_Required work_
From the listing below, extract every line containing "המאמץ".

_Extracted records_
──────────

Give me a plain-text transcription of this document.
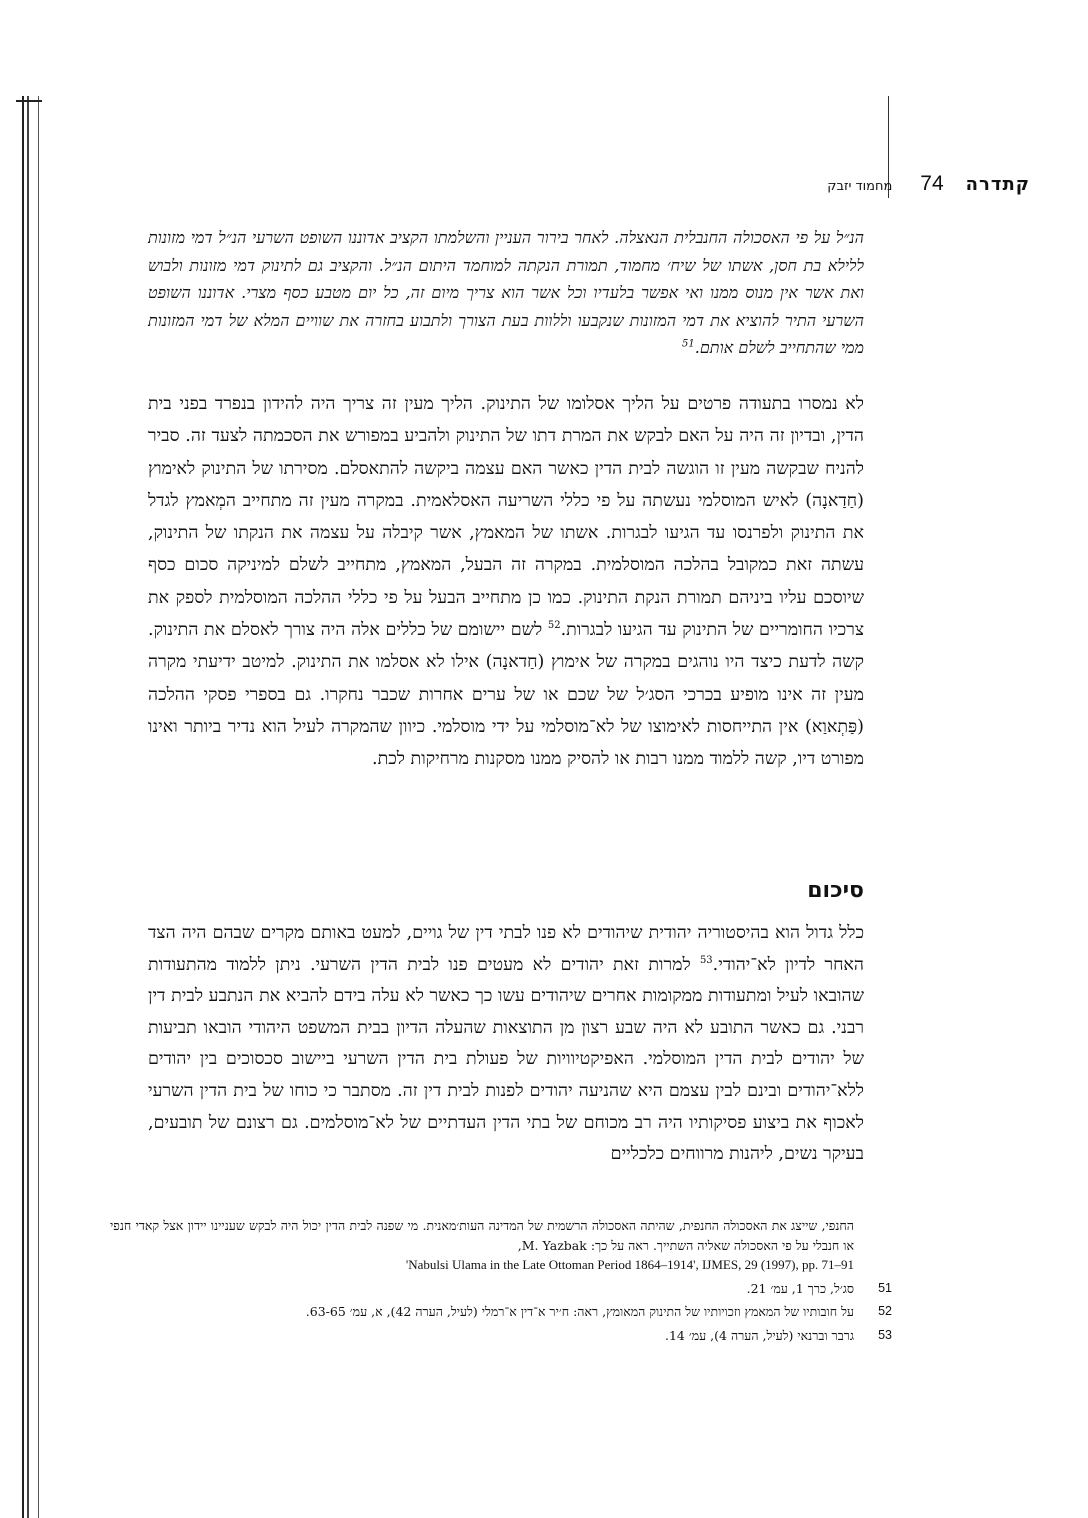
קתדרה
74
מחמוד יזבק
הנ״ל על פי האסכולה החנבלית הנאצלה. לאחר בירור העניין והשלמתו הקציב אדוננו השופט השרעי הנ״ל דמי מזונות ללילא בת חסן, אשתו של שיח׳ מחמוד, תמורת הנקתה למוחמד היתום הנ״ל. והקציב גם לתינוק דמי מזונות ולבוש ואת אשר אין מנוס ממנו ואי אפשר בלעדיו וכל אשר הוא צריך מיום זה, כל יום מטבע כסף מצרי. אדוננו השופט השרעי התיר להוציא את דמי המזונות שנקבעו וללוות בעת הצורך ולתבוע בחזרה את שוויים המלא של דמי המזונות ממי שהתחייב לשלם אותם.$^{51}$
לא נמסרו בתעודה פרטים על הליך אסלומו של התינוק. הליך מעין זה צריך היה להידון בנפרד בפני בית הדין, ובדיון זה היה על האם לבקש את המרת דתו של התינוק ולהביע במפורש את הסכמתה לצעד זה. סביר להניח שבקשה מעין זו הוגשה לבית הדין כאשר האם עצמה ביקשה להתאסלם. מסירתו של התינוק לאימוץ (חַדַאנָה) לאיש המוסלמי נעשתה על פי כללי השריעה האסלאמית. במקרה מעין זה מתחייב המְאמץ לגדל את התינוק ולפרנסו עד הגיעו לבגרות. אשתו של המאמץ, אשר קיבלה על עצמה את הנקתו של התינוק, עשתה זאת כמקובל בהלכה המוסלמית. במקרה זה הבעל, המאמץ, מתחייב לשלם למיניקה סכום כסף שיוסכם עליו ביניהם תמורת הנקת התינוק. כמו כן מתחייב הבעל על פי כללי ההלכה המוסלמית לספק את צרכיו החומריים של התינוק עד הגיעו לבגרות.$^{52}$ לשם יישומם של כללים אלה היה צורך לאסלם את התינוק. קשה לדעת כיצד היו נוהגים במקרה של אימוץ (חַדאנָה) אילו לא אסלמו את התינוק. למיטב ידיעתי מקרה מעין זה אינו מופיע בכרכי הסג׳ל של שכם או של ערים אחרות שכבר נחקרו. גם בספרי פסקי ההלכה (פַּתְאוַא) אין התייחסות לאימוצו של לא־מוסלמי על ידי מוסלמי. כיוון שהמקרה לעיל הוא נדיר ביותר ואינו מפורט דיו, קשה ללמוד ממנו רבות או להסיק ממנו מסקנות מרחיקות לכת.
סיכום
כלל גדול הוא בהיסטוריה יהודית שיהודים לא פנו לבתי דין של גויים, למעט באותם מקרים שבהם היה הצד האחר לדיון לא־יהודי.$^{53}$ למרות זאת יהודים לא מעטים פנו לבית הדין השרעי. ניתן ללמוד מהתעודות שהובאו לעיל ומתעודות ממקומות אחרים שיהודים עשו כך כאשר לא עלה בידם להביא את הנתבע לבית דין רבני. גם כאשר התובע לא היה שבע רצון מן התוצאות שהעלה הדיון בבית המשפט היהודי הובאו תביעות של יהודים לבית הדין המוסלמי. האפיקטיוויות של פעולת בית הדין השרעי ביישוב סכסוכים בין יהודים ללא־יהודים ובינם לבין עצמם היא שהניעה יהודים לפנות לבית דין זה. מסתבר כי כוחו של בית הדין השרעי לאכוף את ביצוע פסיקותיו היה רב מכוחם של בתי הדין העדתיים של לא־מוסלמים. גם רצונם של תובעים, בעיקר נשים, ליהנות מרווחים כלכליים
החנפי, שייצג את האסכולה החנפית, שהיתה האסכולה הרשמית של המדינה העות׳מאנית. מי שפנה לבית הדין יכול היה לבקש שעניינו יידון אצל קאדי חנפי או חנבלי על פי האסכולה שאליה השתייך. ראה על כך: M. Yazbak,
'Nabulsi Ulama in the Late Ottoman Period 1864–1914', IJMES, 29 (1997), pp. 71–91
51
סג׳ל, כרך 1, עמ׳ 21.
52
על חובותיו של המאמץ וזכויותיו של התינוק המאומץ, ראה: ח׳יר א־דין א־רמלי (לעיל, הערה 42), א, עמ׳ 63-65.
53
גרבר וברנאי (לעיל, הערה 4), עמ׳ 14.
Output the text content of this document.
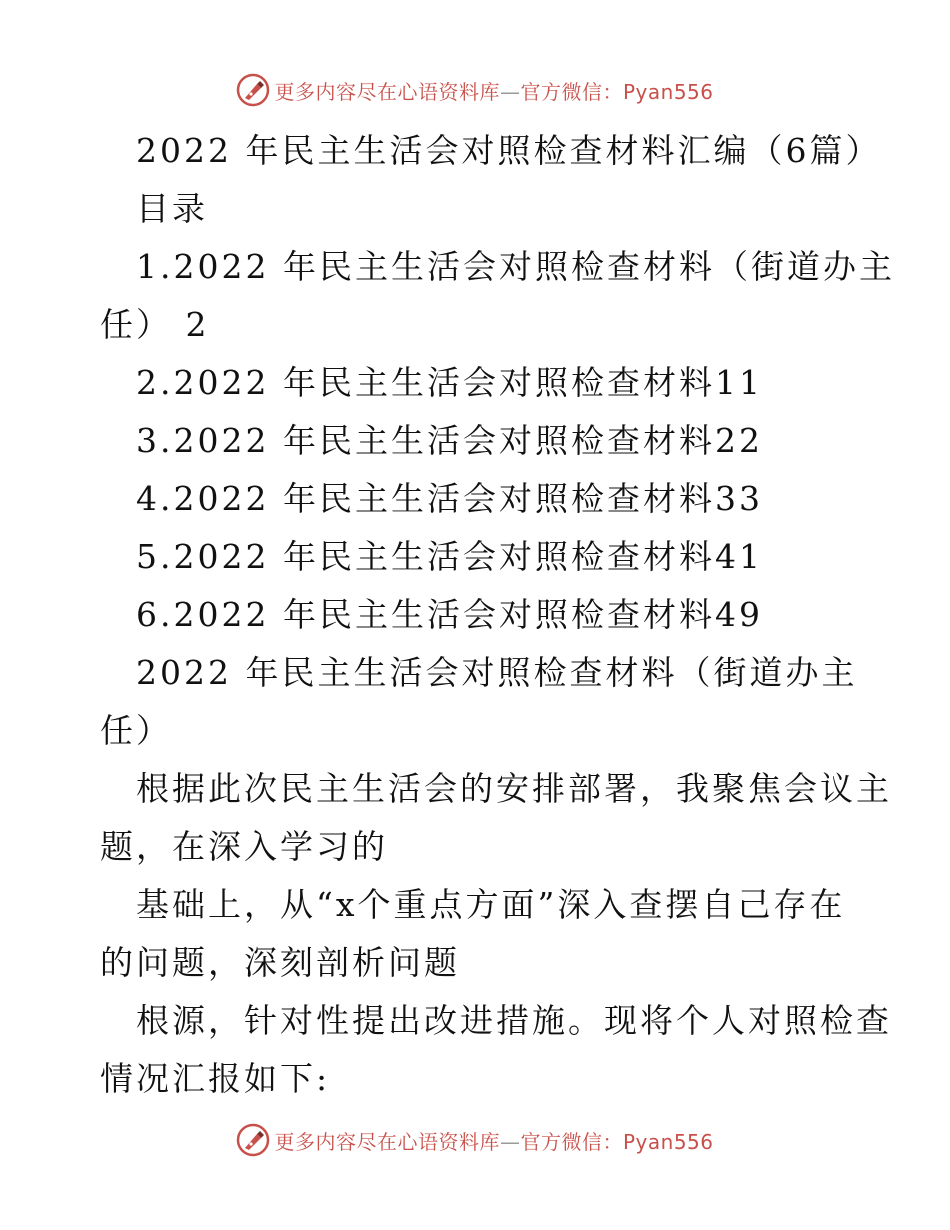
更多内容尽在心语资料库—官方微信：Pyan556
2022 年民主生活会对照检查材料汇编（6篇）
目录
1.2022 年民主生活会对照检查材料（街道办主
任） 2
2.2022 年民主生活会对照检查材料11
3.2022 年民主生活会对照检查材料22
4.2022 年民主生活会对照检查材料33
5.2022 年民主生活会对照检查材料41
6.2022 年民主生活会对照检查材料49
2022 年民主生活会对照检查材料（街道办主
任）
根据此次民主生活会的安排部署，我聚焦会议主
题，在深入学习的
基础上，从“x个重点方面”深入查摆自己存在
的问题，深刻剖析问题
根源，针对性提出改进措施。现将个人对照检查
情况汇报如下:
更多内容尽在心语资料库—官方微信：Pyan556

──────────

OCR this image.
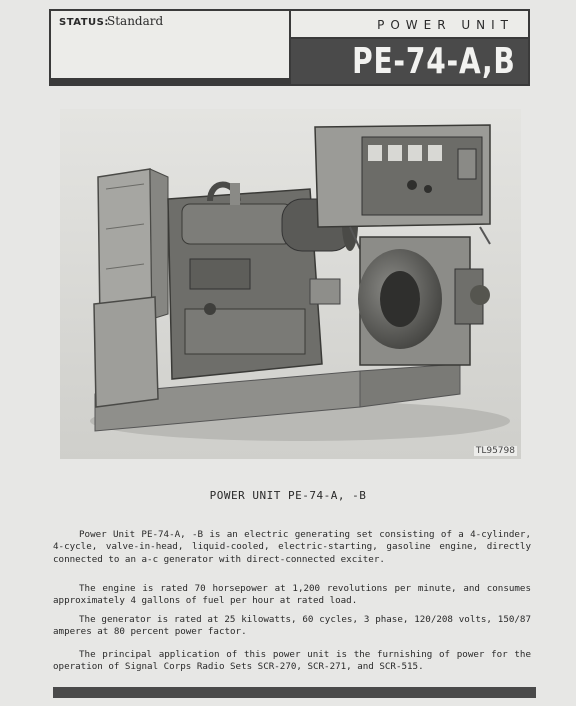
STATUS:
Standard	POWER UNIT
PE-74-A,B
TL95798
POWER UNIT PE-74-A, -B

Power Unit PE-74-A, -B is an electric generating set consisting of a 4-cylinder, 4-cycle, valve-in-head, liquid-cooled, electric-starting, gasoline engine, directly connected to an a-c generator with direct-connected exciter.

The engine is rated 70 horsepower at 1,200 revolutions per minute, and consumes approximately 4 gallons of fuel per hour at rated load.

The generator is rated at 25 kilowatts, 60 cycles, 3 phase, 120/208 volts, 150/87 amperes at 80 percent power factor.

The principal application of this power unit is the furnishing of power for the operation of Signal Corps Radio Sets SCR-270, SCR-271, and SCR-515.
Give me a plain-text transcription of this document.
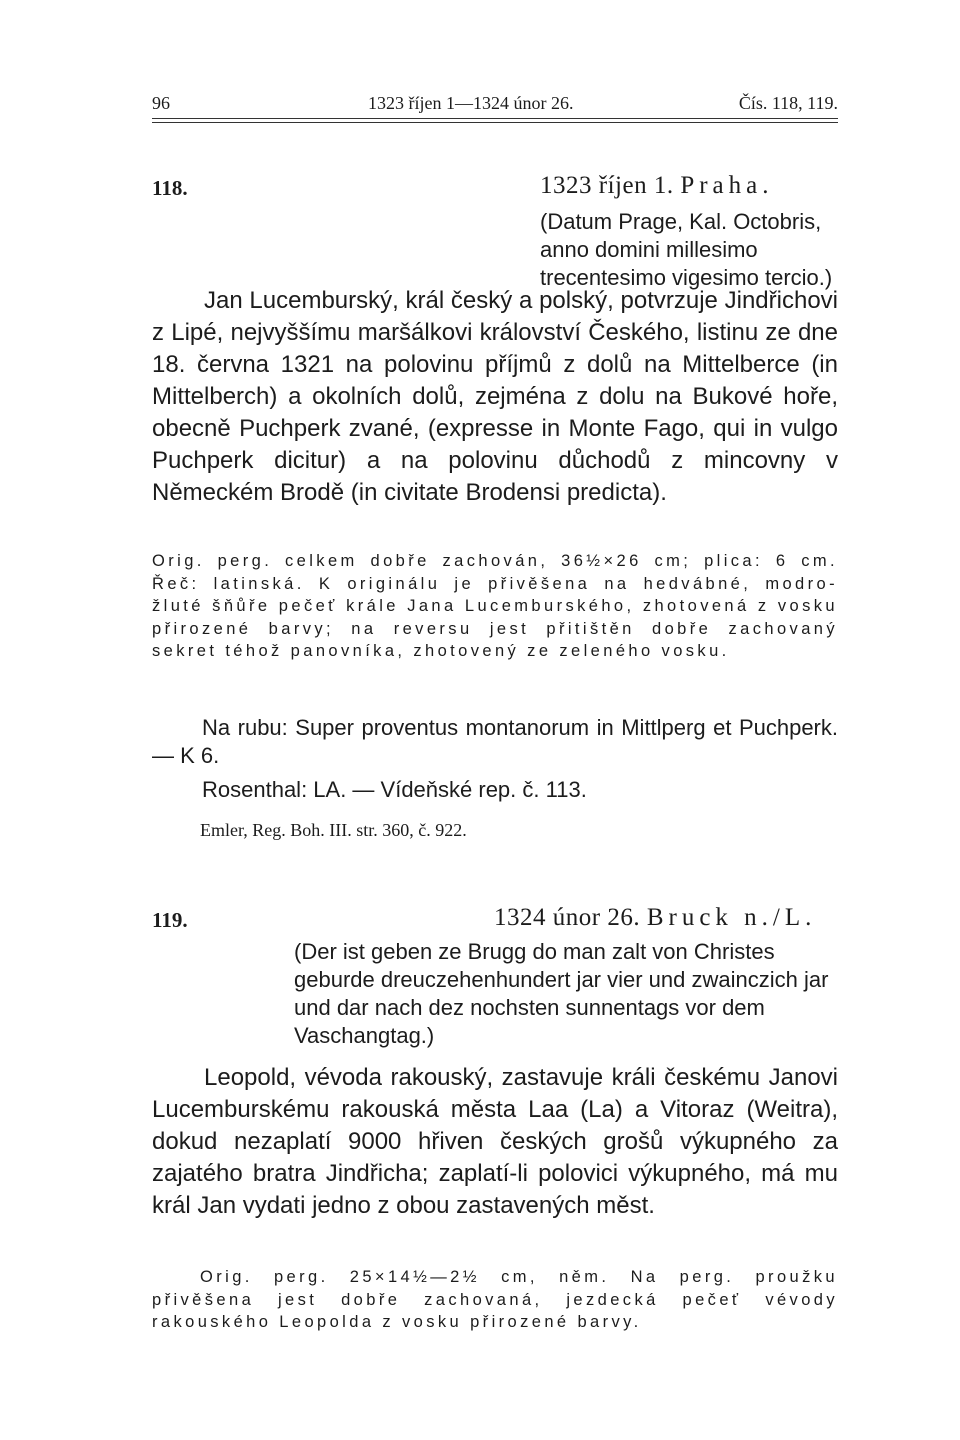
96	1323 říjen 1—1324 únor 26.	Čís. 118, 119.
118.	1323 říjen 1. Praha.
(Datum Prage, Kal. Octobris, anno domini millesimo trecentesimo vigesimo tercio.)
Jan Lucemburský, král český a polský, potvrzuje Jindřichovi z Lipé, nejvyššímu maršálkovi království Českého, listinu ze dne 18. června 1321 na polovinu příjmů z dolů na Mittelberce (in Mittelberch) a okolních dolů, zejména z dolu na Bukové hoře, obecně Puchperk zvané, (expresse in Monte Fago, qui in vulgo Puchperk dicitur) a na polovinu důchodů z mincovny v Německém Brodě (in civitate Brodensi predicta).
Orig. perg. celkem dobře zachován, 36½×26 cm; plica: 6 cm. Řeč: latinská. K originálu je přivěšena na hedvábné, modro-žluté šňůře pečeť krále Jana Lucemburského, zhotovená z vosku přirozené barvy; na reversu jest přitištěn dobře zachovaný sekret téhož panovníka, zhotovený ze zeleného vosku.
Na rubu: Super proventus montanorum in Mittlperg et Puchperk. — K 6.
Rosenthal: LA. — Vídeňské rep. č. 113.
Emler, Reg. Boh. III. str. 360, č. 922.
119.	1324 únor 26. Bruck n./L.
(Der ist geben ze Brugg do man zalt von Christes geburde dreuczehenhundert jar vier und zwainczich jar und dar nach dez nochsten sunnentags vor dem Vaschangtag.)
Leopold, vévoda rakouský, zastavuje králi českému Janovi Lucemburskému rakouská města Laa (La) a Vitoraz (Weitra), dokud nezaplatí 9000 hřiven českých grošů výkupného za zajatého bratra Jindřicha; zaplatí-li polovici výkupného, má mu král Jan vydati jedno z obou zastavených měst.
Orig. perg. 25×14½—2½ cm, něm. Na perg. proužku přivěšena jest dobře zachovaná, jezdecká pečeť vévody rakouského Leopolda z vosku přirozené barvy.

──────────

_Answer below_
לא נמסרו בתעודה פרטים על הליך אסלומו של התינוק. הליך מעין זה צריך היה להידון בנפרד בפני בית הדין, ובדיון זה היה על האם לבקש את המרת דתו של התינוק ולהביע במפורש את הסכמתה לצעד זה. סביר להניח שבקשה מעין זו הוגשה לבית הדין כאשר האם עצמה ביקשה להתאסלם. מסירתו של התינוק לאימוץ (חַדַאנָה) לאיש המוסלמי נעשתה על פי כללי השריעה האסלאמית. במקרה מעין זה מתחייב המְאמץ לגדל את התינוק ולפרנסו עד הגיעו לבגרות. אשתו של המאמץ, אשר קיבלה על עצמה את הנקתו של התינוק, עשתה זאת כמקובל בהלכה המוסלמית. במקרה זה הבעל, המאמץ, מתחייב לשלם למיניקה סכום כסף שיוסכם עליו ביניהם תמורת הנקת התינוק. כמו כן מתחייב הבעל על פי כללי ההלכה המוסלמית לספק את צרכיו החומריים של התינוק עד הגיעו לבגרות.$^{52}$ לשם יישומם של כללים אלה היה צורך לאסלם את התינוק. קשה לדעת כיצד היו נוהגים במקרה של אימוץ (חַדאנָה) אילו לא אסלמו את התינוק. למיטב ידיעתי מקרה מעין זה אינו מופיע בכרכי הסג׳ל של שכם או של ערים אחרות שכבר נחקרו. גם בספרי פסקי ההלכה (פַּתְאוַא) אין התייחסות לאימוצו של לא־מוסלמי על ידי מוסלמי. כיוון שהמקרה לעיל הוא נדיר ביותר ואינו מפורט דיו, קשה ללמוד ממנו רבות או להסיק ממנו מסקנות מרחיקות לכת.
על חובותיו של המאמץ וזכויותיו של התינוק המאומץ, ראה: ח׳יר א־דין א־רמלי (לעיל, הערה 42), א, עמ׳ 63-65.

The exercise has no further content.